-- Consigne de travail --
Veuillez mettre à jour l'extrait de jugement : recopiez le passage qui va de « Partant, l’action de » jusqu'à « les bonnes mœurs. » inclus, en remplaçant « Code civil » par « Code de commerce ».

-- Texte de l'exercice --

══════

En l’espèce, l’historique du prêt laisse apparaître que le premier incident de paiement non régularisé date du 20 décembre 2023, de sorte que l’action en paiement a été engagée dans le délai légal de deux ans qui était imparti au créancier.
Partant, l’action de la société FRANFINANCE, venant aux droits de la société SOGEFINANCEMENT, est recevable.
Sur la demande en paiement
L’article 6 du Code civil dispose qu’on ne peut déroger, par des conventions particulières, aux lois qui intéressent l’ordre public et les bonnes mœurs.
Or, aux termes de l’article L.312-25 du Code de la consommation, pendant un délai de sept jours à compter de l’acceptation du contrat par l’emprunteur, aucun paiement, sous quelque forme et à quelque titre que ce soit, ne peut être fait par le prêteur à l’emprunteur ou pour le compte de celui-ci, ni par l’emprunteur au prêteur. Pendant ce même délai, l’emprunteur ne peut non plus faire, au titre de l’opération en cause, aucun dépôt au profit du prêteur ou pour le compte de celui-ci. Si une autorisation du prélèvement sur son compte bancaire est signée par l’emprunteur, sa validité et sa prise d’effet sont subordonnées à celles du contrat de crédit.

══════

-- Enregistrements fournis --
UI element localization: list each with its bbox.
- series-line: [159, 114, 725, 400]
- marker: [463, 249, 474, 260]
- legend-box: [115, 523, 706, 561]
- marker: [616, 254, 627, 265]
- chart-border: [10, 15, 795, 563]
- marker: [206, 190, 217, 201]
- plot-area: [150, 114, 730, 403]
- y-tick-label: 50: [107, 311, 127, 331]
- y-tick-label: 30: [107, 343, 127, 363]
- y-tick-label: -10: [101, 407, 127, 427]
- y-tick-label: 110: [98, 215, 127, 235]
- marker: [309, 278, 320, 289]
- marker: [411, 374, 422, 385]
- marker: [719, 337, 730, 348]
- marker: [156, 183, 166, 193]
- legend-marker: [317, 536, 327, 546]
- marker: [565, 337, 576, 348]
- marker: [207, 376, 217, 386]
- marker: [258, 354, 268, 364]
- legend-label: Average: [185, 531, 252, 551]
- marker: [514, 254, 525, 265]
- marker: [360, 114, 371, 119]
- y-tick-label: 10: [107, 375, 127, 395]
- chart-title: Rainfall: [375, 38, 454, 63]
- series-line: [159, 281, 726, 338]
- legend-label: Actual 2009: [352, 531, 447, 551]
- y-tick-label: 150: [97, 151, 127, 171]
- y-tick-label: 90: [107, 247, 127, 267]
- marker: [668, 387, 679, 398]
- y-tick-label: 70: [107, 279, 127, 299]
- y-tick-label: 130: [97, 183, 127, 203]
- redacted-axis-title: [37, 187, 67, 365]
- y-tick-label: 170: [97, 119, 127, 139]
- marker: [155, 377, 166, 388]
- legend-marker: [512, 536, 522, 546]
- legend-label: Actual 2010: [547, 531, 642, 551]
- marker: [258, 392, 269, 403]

══════

-- Solution ci-dessous --
Partant, l’action de la société FRANFINANCE, venant aux droits de la société SOGEFINANCEMENT, est recevable.
Sur la demande en paiement
L’article 6 du Code de commerce dispose qu’on ne peut déroger, par des conventions particulières, aux lois qui intéressent l’ordre public et les bonnes mœurs.